#### [Given request]
Each line containing the word "title" must be collected.

#### [Data for processing]
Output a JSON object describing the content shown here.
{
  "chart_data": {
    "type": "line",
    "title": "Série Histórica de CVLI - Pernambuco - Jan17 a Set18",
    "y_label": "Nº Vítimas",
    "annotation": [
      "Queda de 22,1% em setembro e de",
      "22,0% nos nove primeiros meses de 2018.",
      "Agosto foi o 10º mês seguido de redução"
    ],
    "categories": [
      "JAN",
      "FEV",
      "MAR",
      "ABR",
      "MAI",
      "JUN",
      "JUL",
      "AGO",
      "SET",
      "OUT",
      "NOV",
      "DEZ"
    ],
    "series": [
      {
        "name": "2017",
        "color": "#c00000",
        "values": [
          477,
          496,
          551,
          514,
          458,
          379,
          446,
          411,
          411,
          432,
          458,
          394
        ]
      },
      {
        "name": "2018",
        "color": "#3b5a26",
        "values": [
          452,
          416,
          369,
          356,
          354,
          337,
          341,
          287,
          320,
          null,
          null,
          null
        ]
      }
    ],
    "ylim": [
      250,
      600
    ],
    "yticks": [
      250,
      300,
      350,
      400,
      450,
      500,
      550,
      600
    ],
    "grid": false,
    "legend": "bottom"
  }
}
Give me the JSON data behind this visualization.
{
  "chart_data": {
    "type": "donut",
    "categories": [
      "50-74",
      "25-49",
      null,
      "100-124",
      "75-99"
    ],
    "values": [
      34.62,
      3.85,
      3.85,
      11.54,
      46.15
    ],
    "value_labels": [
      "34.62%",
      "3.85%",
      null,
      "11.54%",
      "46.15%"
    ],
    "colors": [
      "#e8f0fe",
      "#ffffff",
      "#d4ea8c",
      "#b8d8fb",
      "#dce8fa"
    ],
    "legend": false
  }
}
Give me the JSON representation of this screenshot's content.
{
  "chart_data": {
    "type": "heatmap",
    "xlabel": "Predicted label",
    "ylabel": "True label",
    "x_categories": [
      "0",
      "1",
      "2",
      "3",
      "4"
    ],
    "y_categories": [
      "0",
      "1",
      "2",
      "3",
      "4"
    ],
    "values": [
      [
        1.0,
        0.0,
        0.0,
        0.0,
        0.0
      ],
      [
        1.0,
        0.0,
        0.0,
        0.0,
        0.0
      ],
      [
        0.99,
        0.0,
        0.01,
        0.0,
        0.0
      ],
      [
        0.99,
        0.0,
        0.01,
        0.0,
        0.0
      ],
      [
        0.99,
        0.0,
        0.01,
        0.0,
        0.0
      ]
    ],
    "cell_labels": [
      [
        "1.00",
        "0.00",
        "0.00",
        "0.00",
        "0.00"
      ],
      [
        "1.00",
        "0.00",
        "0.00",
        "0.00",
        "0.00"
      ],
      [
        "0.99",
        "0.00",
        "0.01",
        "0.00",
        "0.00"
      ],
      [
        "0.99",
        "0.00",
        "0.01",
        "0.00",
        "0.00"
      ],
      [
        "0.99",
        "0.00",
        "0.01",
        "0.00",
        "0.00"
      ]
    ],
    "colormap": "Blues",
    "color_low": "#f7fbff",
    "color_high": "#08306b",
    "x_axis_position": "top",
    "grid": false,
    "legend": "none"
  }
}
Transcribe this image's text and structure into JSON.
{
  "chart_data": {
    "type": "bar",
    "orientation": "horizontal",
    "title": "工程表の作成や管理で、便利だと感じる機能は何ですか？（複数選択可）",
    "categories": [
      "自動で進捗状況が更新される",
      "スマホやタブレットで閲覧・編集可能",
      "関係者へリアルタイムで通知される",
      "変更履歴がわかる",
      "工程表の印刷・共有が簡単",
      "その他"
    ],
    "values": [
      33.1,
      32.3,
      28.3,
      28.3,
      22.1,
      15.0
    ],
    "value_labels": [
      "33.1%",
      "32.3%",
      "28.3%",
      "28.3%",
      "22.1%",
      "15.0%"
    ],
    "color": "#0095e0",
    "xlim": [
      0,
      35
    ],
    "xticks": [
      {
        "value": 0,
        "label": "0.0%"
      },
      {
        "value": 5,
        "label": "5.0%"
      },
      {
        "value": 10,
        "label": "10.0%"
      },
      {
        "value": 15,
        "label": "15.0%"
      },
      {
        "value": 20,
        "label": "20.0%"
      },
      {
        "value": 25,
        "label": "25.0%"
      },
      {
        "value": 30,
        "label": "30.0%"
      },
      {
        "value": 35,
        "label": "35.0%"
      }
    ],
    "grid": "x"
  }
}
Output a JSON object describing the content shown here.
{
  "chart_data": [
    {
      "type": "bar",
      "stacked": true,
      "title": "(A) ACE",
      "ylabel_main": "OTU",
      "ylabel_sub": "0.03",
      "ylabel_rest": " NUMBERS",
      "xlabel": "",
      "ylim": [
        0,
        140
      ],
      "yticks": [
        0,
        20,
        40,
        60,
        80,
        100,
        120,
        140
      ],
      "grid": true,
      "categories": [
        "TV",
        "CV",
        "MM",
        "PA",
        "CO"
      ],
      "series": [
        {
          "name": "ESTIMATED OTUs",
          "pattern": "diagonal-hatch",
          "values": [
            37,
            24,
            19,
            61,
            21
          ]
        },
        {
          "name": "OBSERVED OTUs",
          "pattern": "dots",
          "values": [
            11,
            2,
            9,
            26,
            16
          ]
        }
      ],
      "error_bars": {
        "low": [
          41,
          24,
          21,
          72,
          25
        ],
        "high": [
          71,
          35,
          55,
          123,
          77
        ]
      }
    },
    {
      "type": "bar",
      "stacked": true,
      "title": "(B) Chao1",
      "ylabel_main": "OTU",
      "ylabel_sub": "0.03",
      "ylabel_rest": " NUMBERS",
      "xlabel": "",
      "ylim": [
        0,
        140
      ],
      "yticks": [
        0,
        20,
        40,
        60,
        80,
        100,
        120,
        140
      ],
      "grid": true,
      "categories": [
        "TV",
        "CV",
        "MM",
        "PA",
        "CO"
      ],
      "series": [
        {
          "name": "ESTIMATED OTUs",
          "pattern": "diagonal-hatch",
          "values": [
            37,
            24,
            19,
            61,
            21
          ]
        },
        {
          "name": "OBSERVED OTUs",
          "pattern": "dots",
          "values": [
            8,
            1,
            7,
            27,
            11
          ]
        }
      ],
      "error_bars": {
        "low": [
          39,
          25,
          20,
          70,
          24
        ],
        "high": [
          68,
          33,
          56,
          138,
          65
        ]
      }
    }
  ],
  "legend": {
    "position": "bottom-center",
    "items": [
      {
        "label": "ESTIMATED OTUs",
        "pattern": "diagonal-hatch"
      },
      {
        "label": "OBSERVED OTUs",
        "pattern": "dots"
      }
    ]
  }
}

#### [Task answer]
    "title": "Série Histórica de CVLI - Pernambuco - Jan17 a Set18",
    "title": "工程表の作成や管理で、便利だと感じる機能は何ですか？（複数選択可）",
      "title": "(A) ACE",
      "title": "(B) Chao1",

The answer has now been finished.